PROBLEM: Repeat every record below exactly as written.

** START GIVEN RECORDS **

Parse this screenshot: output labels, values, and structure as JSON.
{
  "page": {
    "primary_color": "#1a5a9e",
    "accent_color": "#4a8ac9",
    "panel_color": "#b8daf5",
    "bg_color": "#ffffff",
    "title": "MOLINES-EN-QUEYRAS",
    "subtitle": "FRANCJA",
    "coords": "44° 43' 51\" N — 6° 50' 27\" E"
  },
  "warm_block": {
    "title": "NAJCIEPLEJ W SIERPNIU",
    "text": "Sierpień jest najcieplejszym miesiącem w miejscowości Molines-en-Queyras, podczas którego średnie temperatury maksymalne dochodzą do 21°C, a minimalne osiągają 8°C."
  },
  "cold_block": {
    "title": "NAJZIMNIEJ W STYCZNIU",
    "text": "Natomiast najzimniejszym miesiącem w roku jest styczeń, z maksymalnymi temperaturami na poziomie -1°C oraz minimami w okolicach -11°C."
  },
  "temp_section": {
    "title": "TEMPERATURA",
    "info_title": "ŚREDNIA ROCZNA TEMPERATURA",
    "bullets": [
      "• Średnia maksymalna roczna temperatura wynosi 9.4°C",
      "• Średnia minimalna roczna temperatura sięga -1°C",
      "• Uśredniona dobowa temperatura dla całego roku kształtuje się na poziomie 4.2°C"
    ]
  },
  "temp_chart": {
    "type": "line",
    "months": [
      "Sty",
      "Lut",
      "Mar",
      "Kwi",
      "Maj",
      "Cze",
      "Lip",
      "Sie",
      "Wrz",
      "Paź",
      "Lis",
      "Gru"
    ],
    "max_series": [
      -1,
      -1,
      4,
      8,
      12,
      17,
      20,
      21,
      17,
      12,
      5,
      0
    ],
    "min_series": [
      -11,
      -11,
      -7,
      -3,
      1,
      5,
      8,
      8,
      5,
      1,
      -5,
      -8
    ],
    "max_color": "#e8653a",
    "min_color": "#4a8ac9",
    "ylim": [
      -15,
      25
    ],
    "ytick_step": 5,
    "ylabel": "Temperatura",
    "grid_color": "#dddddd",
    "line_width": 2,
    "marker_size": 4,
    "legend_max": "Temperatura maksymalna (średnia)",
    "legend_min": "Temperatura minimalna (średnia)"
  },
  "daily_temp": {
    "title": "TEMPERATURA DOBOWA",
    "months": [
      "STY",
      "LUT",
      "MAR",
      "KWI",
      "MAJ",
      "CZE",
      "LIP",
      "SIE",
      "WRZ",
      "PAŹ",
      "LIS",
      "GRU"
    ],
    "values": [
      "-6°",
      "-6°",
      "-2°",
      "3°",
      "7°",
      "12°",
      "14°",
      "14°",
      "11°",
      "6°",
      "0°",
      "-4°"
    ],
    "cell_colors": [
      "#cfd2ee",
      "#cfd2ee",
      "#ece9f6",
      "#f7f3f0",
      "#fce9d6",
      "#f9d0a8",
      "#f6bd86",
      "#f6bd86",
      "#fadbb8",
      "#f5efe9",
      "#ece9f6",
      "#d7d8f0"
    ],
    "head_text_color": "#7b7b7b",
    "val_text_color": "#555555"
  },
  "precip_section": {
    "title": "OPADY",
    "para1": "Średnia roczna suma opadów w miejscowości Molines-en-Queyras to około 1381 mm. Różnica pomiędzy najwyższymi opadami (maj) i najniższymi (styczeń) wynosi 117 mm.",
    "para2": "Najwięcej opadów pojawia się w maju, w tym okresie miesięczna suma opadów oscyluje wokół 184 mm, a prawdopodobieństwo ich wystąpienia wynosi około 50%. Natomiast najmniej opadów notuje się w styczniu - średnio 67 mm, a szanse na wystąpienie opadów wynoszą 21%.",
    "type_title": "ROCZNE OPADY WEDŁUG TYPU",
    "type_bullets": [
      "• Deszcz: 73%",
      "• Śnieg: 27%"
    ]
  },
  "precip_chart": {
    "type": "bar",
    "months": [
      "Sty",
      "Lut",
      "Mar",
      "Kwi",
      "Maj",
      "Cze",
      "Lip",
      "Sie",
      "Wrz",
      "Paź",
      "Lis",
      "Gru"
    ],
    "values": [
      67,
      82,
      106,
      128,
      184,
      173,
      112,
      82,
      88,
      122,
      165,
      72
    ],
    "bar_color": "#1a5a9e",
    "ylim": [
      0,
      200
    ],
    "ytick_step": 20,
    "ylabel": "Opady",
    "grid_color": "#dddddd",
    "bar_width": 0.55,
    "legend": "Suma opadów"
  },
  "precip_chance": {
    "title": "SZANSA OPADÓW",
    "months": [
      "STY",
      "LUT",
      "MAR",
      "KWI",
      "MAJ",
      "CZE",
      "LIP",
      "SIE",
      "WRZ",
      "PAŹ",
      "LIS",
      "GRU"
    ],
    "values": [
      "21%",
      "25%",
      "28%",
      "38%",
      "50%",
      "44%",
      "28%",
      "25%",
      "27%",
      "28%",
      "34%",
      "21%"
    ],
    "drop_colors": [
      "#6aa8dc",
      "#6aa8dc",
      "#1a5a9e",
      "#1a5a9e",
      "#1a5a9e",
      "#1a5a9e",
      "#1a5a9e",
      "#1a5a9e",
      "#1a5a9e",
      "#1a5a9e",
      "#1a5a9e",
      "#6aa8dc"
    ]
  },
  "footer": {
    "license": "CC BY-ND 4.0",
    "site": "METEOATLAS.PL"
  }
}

** END GIVEN RECORDS **

THE REPLY:
Parse this screenshot: output labels, values, and structure as JSON.
{
  "page": {
    "primary_color": "#1a5a9e",
    "accent_color": "#4a8ac9",
    "panel_color": "#b8daf5",
    "bg_color": "#ffffff",
    "title": "MOLINES-EN-QUEYRAS",
    "subtitle": "FRANCJA",
    "coords": "44° 43' 51\" N — 6° 50' 27\" E"
  },
  "warm_block": {
    "title": "NAJCIEPLEJ W SIERPNIU",
    "text": "Sierpień jest najcieplejszym miesiącem w miejscowości Molines-en-Queyras, podczas którego średnie temperatury maksymalne dochodzą do 21°C, a minimalne osiągają 8°C."
  },
  "cold_block": {
    "title": "NAJZIMNIEJ W STYCZNIU",
    "text": "Natomiast najzimniejszym miesiącem w roku jest styczeń, z maksymalnymi temperaturami na poziomie -1°C oraz minimami w okolicach -11°C."
  },
  "temp_section": {
    "title": "TEMPERATURA",
    "info_title": "ŚREDNIA ROCZNA TEMPERATURA",
    "bullets": [
      "• Średnia maksymalna roczna temperatura wynosi 9.4°C",
      "• Średnia minimalna roczna temperatura sięga -1°C",
      "• Uśredniona dobowa temperatura dla całego roku kształtuje się na poziomie 4.2°C"
    ]
  },
  "temp_chart": {
    "type": "line",
    "months": [
      "Sty",
      "Lut",
      "Mar",
      "Kwi",
      "Maj",
      "Cze",
      "Lip",
      "Sie",
      "Wrz",
      "Paź",
      "Lis",
      "Gru"
    ],
    "max_series": [
      -1,
      -1,
      4,
      8,
      12,
      17,
      20,
      21,
      17,
      12,
      5,
      0
    ],
    "min_series": [
      -11,
      -11,
      -7,
      -3,
      1,
      5,
      8,
      8,
      5,
      1,
      -5,
      -8
    ],
    "max_color": "#e8653a",
    "min_color": "#4a8ac9",
    "ylim": [
      -15,
      25
    ],
    "ytick_step": 5,
    "ylabel": "Temperatura",
    "grid_color": "#dddddd",
    "line_width": 2,
    "marker_size": 4,
    "legend_max": "Temperatura maksymalna (średnia)",
    "legend_min": "Temperatura minimalna (średnia)"
  },
  "daily_temp": {
    "title": "TEMPERATURA DOBOWA",
    "months": [
      "STY",
      "LUT",
      "MAR",
      "KWI",
      "MAJ",
      "CZE",
      "LIP",
      "SIE",
      "WRZ",
      "PAŹ",
      "LIS",
      "GRU"
    ],
    "values": [
      "-6°",
      "-6°",
      "-2°",
      "3°",
      "7°",
      "12°",
      "14°",
      "14°",
      "11°",
      "6°",
      "0°",
      "-4°"
    ],
    "cell_colors": [
      "#cfd2ee",
      "#cfd2ee",
      "#ece9f6",
      "#f7f3f0",
      "#fce9d6",
      "#f9d0a8",
      "#f6bd86",
      "#f6bd86",
      "#fadbb8",
      "#f5efe9",
      "#ece9f6",
      "#d7d8f0"
    ],
    "head_text_color": "#7b7b7b",
    "val_text_color": "#555555"
  },
  "precip_section": {
    "title": "OPADY",
    "para1": "Średnia roczna suma opadów w miejscowości Molines-en-Queyras to około 1381 mm. Różnica pomiędzy najwyższymi opadami (maj) i najniższymi (styczeń) wynosi 117 mm.",
    "para2": "Najwięcej opadów pojawia się w maju, w tym okresie miesięczna suma opadów oscyluje wokół 184 mm, a prawdopodobieństwo ich wystąpienia wynosi około 50%. Natomiast najmniej opadów notuje się w styczniu - średnio 67 mm, a szanse na wystąpienie opadów wynoszą 21%.",
    "type_title": "ROCZNE OPADY WEDŁUG TYPU",
    "type_bullets": [
      "• Deszcz: 73%",
      "• Śnieg: 27%"
    ]
  },
  "precip_chart": {
    "type": "bar",
    "months": [
      "Sty",
      "Lut",
      "Mar",
      "Kwi",
      "Maj",
      "Cze",
      "Lip",
      "Sie",
      "Wrz",
      "Paź",
      "Lis",
      "Gru"
    ],
    "values": [
      67,
      82,
      106,
      128,
      184,
      173,
      112,
      82,
      88,
      122,
      165,
      72
    ],
    "bar_color": "#1a5a9e",
    "ylim": [
      0,
      200
    ],
    "ytick_step": 20,
    "ylabel": "Opady",
    "grid_color": "#dddddd",
    "bar_width": 0.55,
    "legend": "Suma opadów"
  },
  "precip_chance": {
    "title": "SZANSA OPADÓW",
    "months": [
      "STY",
      "LUT",
      "MAR",
      "KWI",
      "MAJ",
      "CZE",
      "LIP",
      "SIE",
      "WRZ",
      "PAŹ",
      "LIS",
      "GRU"
    ],
    "values": [
      "21%",
      "25%",
      "28%",
      "38%",
      "50%",
      "44%",
      "28%",
      "25%",
      "27%",
      "28%",
      "34%",
      "21%"
    ],
    "drop_colors": [
      "#6aa8dc",
      "#6aa8dc",
      "#1a5a9e",
      "#1a5a9e",
      "#1a5a9e",
      "#1a5a9e",
      "#1a5a9e",
      "#1a5a9e",
      "#1a5a9e",
      "#1a5a9e",
      "#1a5a9e",
      "#6aa8dc"
    ]
  },
  "footer": {
    "license": "CC BY-ND 4.0",
    "site": "METEOATLAS.PL"
  }
}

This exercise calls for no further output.